A block of data —
--

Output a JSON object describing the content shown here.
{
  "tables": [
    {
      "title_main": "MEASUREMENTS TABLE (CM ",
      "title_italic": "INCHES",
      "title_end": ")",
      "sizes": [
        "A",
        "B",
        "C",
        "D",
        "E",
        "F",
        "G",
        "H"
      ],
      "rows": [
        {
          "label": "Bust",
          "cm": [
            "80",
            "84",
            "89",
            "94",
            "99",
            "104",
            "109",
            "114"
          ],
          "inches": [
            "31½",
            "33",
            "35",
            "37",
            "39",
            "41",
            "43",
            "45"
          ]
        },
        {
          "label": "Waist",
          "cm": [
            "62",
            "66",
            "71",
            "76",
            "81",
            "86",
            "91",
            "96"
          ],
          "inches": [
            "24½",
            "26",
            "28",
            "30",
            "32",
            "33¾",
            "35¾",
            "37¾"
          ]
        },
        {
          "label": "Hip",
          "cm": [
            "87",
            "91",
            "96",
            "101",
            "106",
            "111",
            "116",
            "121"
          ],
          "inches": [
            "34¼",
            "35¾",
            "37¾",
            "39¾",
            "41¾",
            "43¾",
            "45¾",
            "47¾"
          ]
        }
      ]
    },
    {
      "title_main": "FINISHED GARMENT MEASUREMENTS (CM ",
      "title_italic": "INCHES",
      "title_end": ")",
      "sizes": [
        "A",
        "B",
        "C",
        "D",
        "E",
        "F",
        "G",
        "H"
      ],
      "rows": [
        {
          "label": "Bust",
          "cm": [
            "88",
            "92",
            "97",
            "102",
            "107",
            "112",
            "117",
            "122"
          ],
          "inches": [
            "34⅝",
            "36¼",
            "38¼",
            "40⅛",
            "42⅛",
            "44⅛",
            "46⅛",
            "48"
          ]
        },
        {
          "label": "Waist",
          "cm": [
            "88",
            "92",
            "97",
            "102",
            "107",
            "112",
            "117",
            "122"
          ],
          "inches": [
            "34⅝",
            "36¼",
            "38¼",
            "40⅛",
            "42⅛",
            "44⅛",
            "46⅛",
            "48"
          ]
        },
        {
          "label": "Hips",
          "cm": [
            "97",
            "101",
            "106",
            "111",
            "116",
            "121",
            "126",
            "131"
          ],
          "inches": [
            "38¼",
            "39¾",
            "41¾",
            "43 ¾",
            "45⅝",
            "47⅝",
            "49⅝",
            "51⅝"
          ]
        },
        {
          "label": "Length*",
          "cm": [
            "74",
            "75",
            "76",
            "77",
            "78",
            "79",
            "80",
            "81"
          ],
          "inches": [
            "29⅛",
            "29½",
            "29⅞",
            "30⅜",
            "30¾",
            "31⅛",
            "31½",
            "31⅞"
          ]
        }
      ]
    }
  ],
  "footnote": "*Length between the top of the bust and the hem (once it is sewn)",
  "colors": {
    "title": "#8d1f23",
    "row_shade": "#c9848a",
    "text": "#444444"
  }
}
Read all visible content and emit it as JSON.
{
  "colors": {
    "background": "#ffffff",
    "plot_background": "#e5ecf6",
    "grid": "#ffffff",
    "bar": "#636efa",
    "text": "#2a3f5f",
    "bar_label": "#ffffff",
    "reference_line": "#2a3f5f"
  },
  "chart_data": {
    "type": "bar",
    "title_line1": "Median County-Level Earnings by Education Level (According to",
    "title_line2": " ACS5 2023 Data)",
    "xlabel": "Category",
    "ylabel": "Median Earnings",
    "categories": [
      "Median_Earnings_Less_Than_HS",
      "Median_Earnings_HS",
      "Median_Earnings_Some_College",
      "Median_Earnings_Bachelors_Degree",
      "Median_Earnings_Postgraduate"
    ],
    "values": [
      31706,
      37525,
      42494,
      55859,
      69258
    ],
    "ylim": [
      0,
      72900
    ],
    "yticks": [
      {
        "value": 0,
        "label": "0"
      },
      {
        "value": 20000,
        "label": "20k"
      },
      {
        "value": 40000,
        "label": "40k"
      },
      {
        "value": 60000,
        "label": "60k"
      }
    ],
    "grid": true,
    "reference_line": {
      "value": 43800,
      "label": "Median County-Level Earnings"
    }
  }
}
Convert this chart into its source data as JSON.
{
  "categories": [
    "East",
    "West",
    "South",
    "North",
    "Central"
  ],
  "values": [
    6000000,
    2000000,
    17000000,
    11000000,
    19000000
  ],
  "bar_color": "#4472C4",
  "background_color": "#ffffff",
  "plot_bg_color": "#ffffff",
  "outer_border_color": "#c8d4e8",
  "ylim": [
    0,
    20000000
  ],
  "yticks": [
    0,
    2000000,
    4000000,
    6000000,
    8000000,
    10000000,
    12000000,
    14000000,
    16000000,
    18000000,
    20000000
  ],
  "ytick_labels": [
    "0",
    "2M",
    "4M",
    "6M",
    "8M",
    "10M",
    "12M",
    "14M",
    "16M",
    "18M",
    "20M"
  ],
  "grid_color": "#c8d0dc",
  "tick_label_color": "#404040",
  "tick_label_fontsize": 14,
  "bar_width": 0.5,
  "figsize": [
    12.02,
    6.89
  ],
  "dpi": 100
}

--

TASK INSTRUCTIONS —
Determine the number of lines in the entries above where the string "MEASUREMENTS" appears. Answer with the number alone.

SOLUTION TO THE PROBLEM —
2